Records for this exercise
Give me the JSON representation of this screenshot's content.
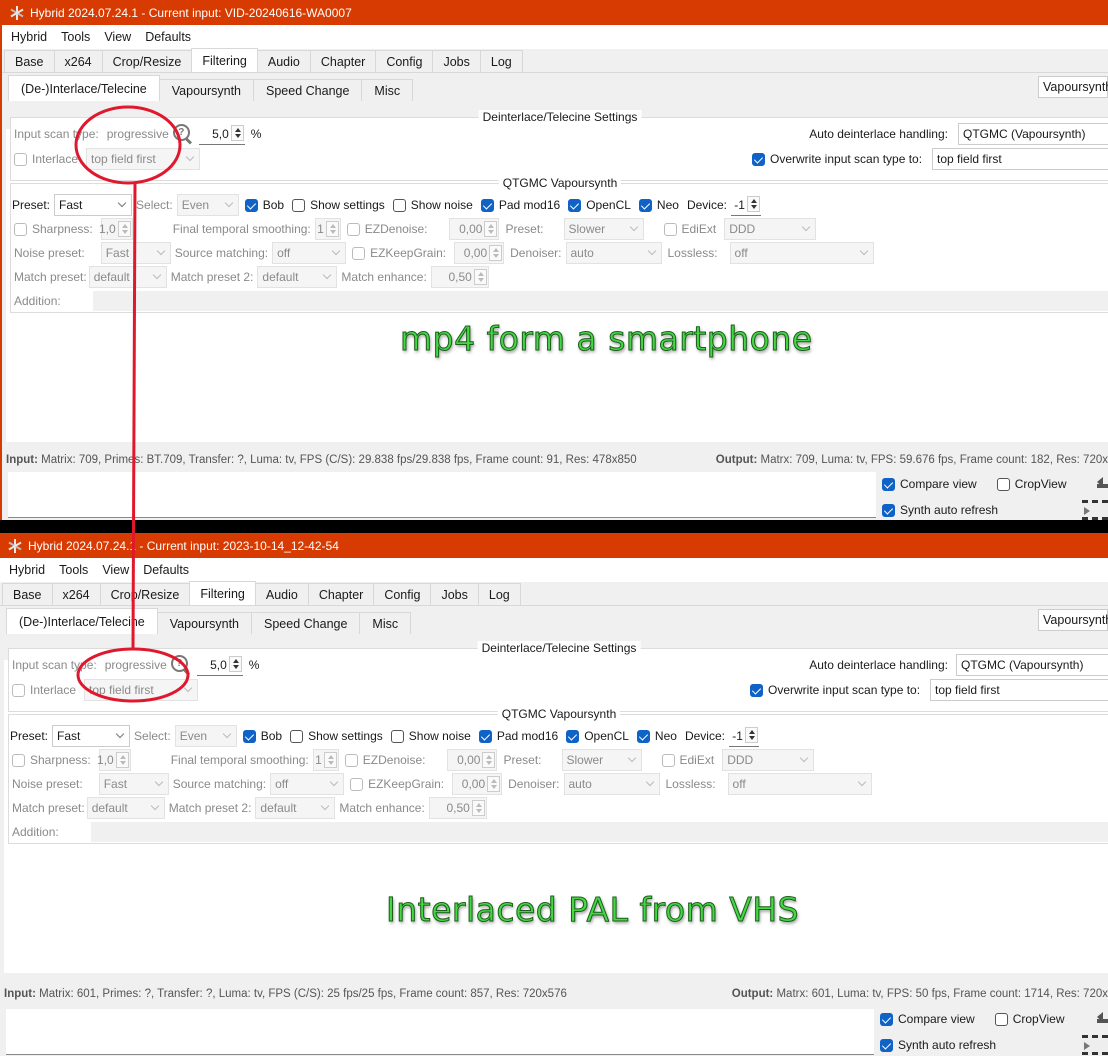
{
  "windows": [
    {
      "title": "Hybrid 2024.07.24.1 - Current input: VID-20240616-WA0007",
      "menu": [
        "Hybrid",
        "Tools",
        "View",
        "Defaults"
      ],
      "tabs": [
        "Base",
        "x264",
        "Crop/Resize",
        "Filtering",
        "Audio",
        "Chapter",
        "Config",
        "Jobs",
        "Log"
      ],
      "active_tab": "Filtering",
      "subtabs": [
        "(De-)Interlace/Telecine",
        "Vapoursynth",
        "Speed Change",
        "Misc"
      ],
      "active_subtab": "(De-)Interlace/Telecine",
      "right_combo": "Vapoursynth",
      "deint": {
        "title": "Deinterlace/Telecine Settings",
        "input_scan_label": "Input scan type:",
        "input_scan_value": "progressive",
        "threshold": "5,0",
        "threshold_unit": "%",
        "interlace_label": "Interlace",
        "interlace_checked": false,
        "field_order": "top field first",
        "auto_label": "Auto deinterlace handling:",
        "auto_value": "QTGMC (Vapoursynth)",
        "overwrite_label": "Overwrite input scan type to:",
        "overwrite_checked": true,
        "overwrite_value": "top field first"
      },
      "qtgmc": {
        "title": "QTGMC Vapoursynth",
        "preset_label": "Preset:",
        "preset": "Fast",
        "select_label": "Select:",
        "select": "Even",
        "bob_label": "Bob",
        "bob": true,
        "show_settings_label": "Show settings",
        "show_settings": false,
        "show_noise_label": "Show noise",
        "show_noise": false,
        "pad_label": "Pad mod16",
        "pad": true,
        "opencl_label": "OpenCL",
        "opencl": true,
        "neo_label": "Neo",
        "neo": true,
        "device_label": "Device:",
        "device": "-1",
        "sharpness_label": "Sharpness:",
        "sharpness": "1,0",
        "sharpness_checked": false,
        "fts_label": "Final temporal smoothing:",
        "fts": "1",
        "ezdenoise_label": "EZDenoise:",
        "ezdenoise": "0,00",
        "ezdenoise_checked": false,
        "preset2_label": "Preset:",
        "preset2": "Slower",
        "ediext_label": "EdiExt",
        "ediext_checked": false,
        "ediext": "DDD",
        "noise_preset_label": "Noise preset:",
        "noise_preset": "Fast",
        "source_matching_label": "Source matching:",
        "source_matching": "off",
        "ezkeep_label": "EZKeepGrain:",
        "ezkeep": "0,00",
        "ezkeep_checked": false,
        "denoiser_label": "Denoiser:",
        "denoiser": "auto",
        "lossless_label": "Lossless:",
        "lossless": "off",
        "match_preset_label": "Match preset:",
        "match_preset": "default",
        "match_preset2_label": "Match preset 2:",
        "match_preset2": "default",
        "match_enhance_label": "Match enhance:",
        "match_enhance": "0,50",
        "addition_label": "Addition:",
        "addition": ""
      },
      "overlay_note": "mp4 form a smartphone",
      "status_input_label": "Input:",
      "status_input": "Matrix: 709, Primes: BT.709, Transfer: ?, Luma: tv, FPS (C/S): 29.838 fps/29.838 fps, Frame count: 91, Res: 478x850",
      "status_output_label": "Output:",
      "status_output": "Matrx: 709, Luma: tv, FPS: 59.676 fps, Frame count: 182, Res: 720x",
      "compare_view_label": "Compare view",
      "compare_view": true,
      "cropview_label": "CropView",
      "cropview": false,
      "synth_refresh_label": "Synth auto refresh",
      "synth_refresh": true
    },
    {
      "title": "Hybrid 2024.07.24.1 - Current input: 2023-10-14_12-42-54",
      "menu": [
        "Hybrid",
        "Tools",
        "View",
        "Defaults"
      ],
      "tabs": [
        "Base",
        "x264",
        "Crop/Resize",
        "Filtering",
        "Audio",
        "Chapter",
        "Config",
        "Jobs",
        "Log"
      ],
      "active_tab": "Filtering",
      "subtabs": [
        "(De-)Interlace/Telecine",
        "Vapoursynth",
        "Speed Change",
        "Misc"
      ],
      "active_subtab": "(De-)Interlace/Telecine",
      "right_combo": "Vapoursynth",
      "deint": {
        "title": "Deinterlace/Telecine Settings",
        "input_scan_label": "Input scan type:",
        "input_scan_value": "progressive",
        "threshold": "5,0",
        "threshold_unit": "%",
        "interlace_label": "Interlace",
        "interlace_checked": false,
        "field_order": "top field first",
        "auto_label": "Auto deinterlace handling:",
        "auto_value": "QTGMC (Vapoursynth)",
        "overwrite_label": "Overwrite input scan type to:",
        "overwrite_checked": true,
        "overwrite_value": "top field first"
      },
      "qtgmc": {
        "title": "QTGMC Vapoursynth",
        "preset_label": "Preset:",
        "preset": "Fast",
        "select_label": "Select:",
        "select": "Even",
        "bob_label": "Bob",
        "bob": true,
        "show_settings_label": "Show settings",
        "show_settings": false,
        "show_noise_label": "Show noise",
        "show_noise": false,
        "pad_label": "Pad mod16",
        "pad": true,
        "opencl_label": "OpenCL",
        "opencl": true,
        "neo_label": "Neo",
        "neo": true,
        "device_label": "Device:",
        "device": "-1",
        "sharpness_label": "Sharpness:",
        "sharpness": "1,0",
        "sharpness_checked": false,
        "fts_label": "Final temporal smoothing:",
        "fts": "1",
        "ezdenoise_label": "EZDenoise:",
        "ezdenoise": "0,00",
        "ezdenoise_checked": false,
        "preset2_label": "Preset:",
        "preset2": "Slower",
        "ediext_label": "EdiExt",
        "ediext_checked": false,
        "ediext": "DDD",
        "noise_preset_label": "Noise preset:",
        "noise_preset": "Fast",
        "source_matching_label": "Source matching:",
        "source_matching": "off",
        "ezkeep_label": "EZKeepGrain:",
        "ezkeep": "0,00",
        "ezkeep_checked": false,
        "denoiser_label": "Denoiser:",
        "denoiser": "auto",
        "lossless_label": "Lossless:",
        "lossless": "off",
        "match_preset_label": "Match preset:",
        "match_preset": "default",
        "match_preset2_label": "Match preset 2:",
        "match_preset2": "default",
        "match_enhance_label": "Match enhance:",
        "match_enhance": "0,50",
        "addition_label": "Addition:",
        "addition": ""
      },
      "overlay_note": "Interlaced PAL from VHS",
      "status_input_label": "Input:",
      "status_input": "Matrix: 601, Primes: ?, Transfer: ?, Luma: tv, FPS (C/S): 25 fps/25 fps, Frame count: 857, Res: 720x576",
      "status_output_label": "Output:",
      "status_output": "Matrx: 601, Luma: tv, FPS: 50 fps, Frame count: 1714, Res: 720x",
      "compare_view_label": "Compare view",
      "compare_view": true,
      "cropview_label": "CropView",
      "cropview": false,
      "synth_refresh_label": "Synth auto refresh",
      "synth_refresh": true
    }
  ],
  "annotation": {
    "shape": "red ellipses around both 'progressive' scan type readouts, connected by a red line",
    "color": "#e0182d"
  },
  "colors": {
    "titlebar": "#d83b01",
    "checkbox_checked": "#0f62c6",
    "overlay_text": "#44d844"
  }
}
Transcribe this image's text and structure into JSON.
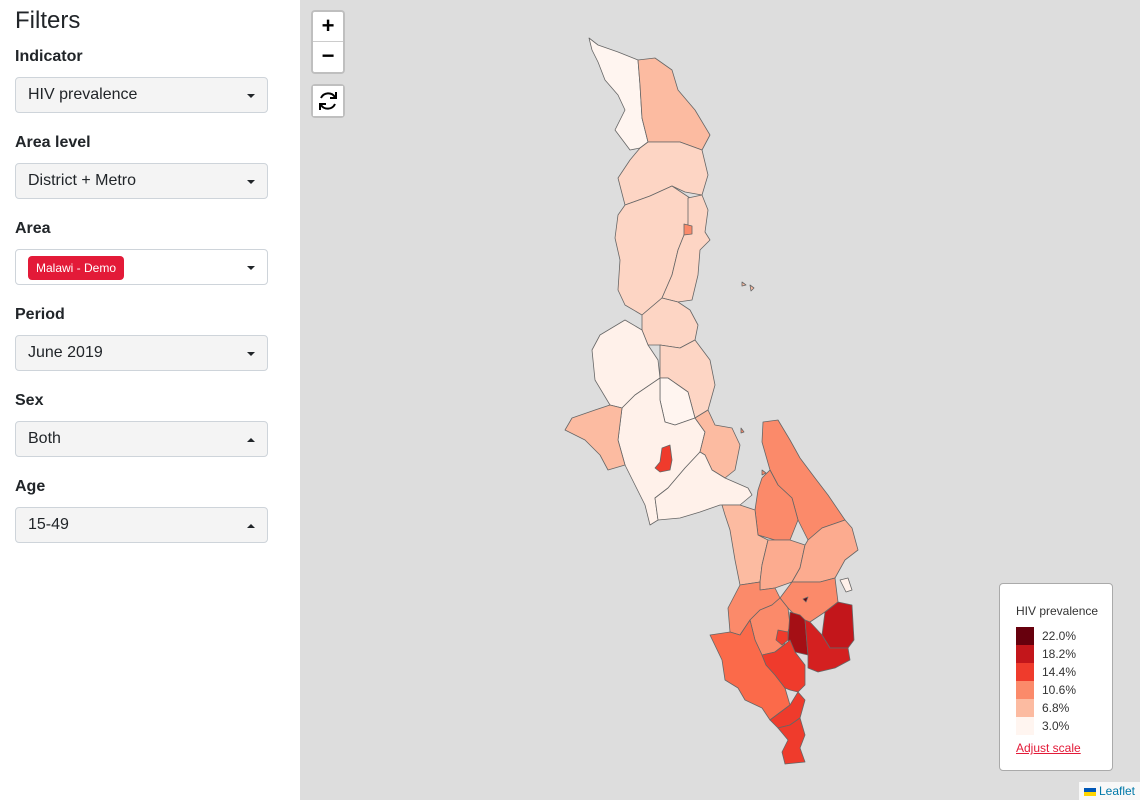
{
  "sidebar": {
    "title": "Filters",
    "filters": [
      {
        "label": "Indicator",
        "value": "HIV prevalence"
      },
      {
        "label": "Area level",
        "value": "District + Metro"
      },
      {
        "label": "Area",
        "value": "Malawi - Demo"
      },
      {
        "label": "Period",
        "value": "June 2019"
      },
      {
        "label": "Sex",
        "value": "Both"
      },
      {
        "label": "Age",
        "value": "15-49"
      }
    ]
  },
  "map": {
    "zoom_in": "+",
    "zoom_out": "−",
    "reset_icon": "refresh-icon",
    "legend": {
      "title": "HIV prevalence",
      "items": [
        {
          "label": "22.0%",
          "color": "#67000d"
        },
        {
          "label": "18.2%",
          "color": "#c3161b"
        },
        {
          "label": "14.4%",
          "color": "#ef3b2c"
        },
        {
          "label": "10.6%",
          "color": "#fb8a6a"
        },
        {
          "label": "6.8%",
          "color": "#fcbba1"
        },
        {
          "label": "3.0%",
          "color": "#fff5f0"
        }
      ],
      "adjust_label": "Adjust scale"
    },
    "attribution": "Leaflet"
  }
}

Aim of the task
Copy out only the lines beginning at the line with "Transcribe this image's" and ending at the last line of the entries. Keep them exact; drop pictures.

Written answer
Transcribe this image's text and structure into JSON.
{
  "sidebar": {
    "title": "Filters",
    "filters": [
      {
        "label": "Indicator",
        "value": "HIV prevalence"
      },
      {
        "label": "Area level",
        "value": "District + Metro"
      },
      {
        "label": "Area",
        "value": "Malawi - Demo"
      },
      {
        "label": "Period",
        "value": "June 2019"
      },
      {
        "label": "Sex",
        "value": "Both"
      },
      {
        "label": "Age",
        "value": "15-49"
      }
    ]
  },
  "map": {
    "zoom_in": "+",
    "zoom_out": "−",
    "reset_icon": "refresh-icon",
    "legend": {
      "title": "HIV prevalence",
      "items": [
        {
          "label": "22.0%",
          "color": "#67000d"
        },
        {
          "label": "18.2%",
          "color": "#c3161b"
        },
        {
          "label": "14.4%",
          "color": "#ef3b2c"
        },
        {
          "label": "10.6%",
          "color": "#fb8a6a"
        },
        {
          "label": "6.8%",
          "color": "#fcbba1"
        },
        {
          "label": "3.0%",
          "color": "#fff5f0"
        }
      ],
      "adjust_label": "Adjust scale"
    },
    "attribution": "Leaflet"
  }
}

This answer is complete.